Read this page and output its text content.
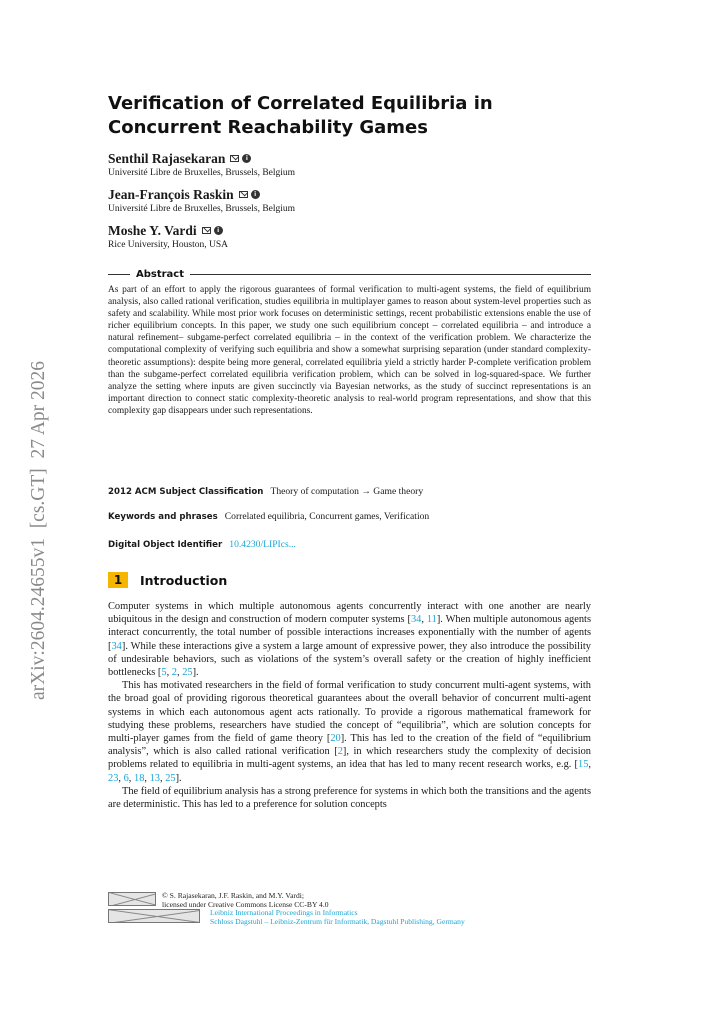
arXiv:2604.24655v1  [cs.GT]  27 Apr 2026
Verification of Correlated Equilibria in Concurrent Reachability Games
Senthil Rajasekaran	i
Université Libre de Bruxelles, Brussels, Belgium
Jean-François Raskin	i
Université Libre de Bruxelles, Brussels, Belgium
Moshe Y. Vardi	i
Rice University, Houston, USA
Abstract

As part of an effort to apply the rigorous guarantees of formal verification to multi-agent systems, the field of equilibrium analysis, also called rational verification, studies equilibria in multiplayer games to reason about system-level properties such as safety and scalability. While most prior work focuses on deterministic settings, recent probabilistic extensions enable the use of richer equilibrium concepts. In this paper, we study one such equilibrium concept – correlated equilibria – and introduce a natural refinement– subgame-perfect correlated equilibria – in the context of the verification problem. We characterize the computational complexity of verifying such equilibria and show a somewhat surprising separation (under standard complexity-theoretic assumptions): despite being more general, correlated equilibria yield a strictly harder P-complete verification problem than the subgame-perfect correlated equilibria verification problem, which can be solved in log-squared-space. We further analyze the setting where inputs are given succinctly via Bayesian networks, as the study of succinct representations is an important direction to connect static complexity-theoretic analysis to real-world program representations, and show that this complexity gap disappears under such representations.

2012 ACM Subject Classification Theory of computation → Game theory
Keywords and phrases Correlated equilibria, Concurrent games, Verification
Digital Object Identifier 10.4230/LIPIcs...
1	Introduction

Computer systems in which multiple autonomous agents concurrently interact with one another are nearly ubiquitous in the design and construction of modern computer systems [34, 11]. When multiple autonomous agents interact concurrently, the total number of possible interactions increases exponentially with the number of agents [34]. While these interactions give a system a large amount of expressive power, they also introduce the possibility of undesirable behaviors, such as violations of the system’s overall safety or the creation of highly inefficient bottlenecks [5, 2, 25].

This has motivated researchers in the field of formal verification to study concurrent multi-agent systems, with the broad goal of providing rigorous theoretical guarantees about the overall behavior of concurrent multi-agent systems in which each autonomous agent acts rationally. To provide a rigorous mathematical framework for studying these problems, researchers have studied the concept of “equilibria”, which are solution concepts for multi-player games from the field of game theory [20]. This has led to the creation of the field of “equilibrium analysis”, which is also called rational verification [2], in which researchers study the complexity of decision problems related to equilibria in multi-agent systems, an idea that has led to many recent research works, e.g. [15, 23, 6, 18, 13, 25].

The field of equilibrium analysis has a strong preference for systems in which both the transitions and the agents are deterministic. This has led to a preference for solution concepts

© S. Rajasekaran, J.F. Raskin, and M.Y. Vardi;
licensed under Creative Commons License CC-BY 4.0
Leibniz International Proceedings in Informatics
Schloss Dagstuhl – Leibniz-Zentrum für Informatik, Dagstuhl Publishing, Germany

*****

Task to complete >>
Find every line in the records above that contains the word "agents", and copy each one.

The solution >>
Computer systems in which multiple autonomous agents concurrently interact with one another are nearly ubiquitous in the design and construction of modern computer systems [34, 11]. When multiple autonomous agents interact concurrently, the total number of possible interactions increases exponentially with the number of agents [34]. While these interactions give a system a large amount of expressive power, they also introduce the possibility of undesirable behaviors, such as violations of the system’s overall safety or the creation of highly inefficient bottlenecks [5, 2, 25].
The field of equilibrium analysis has a strong preference for systems in which both the transitions and the agents are deterministic. This has led to a preference for solution concepts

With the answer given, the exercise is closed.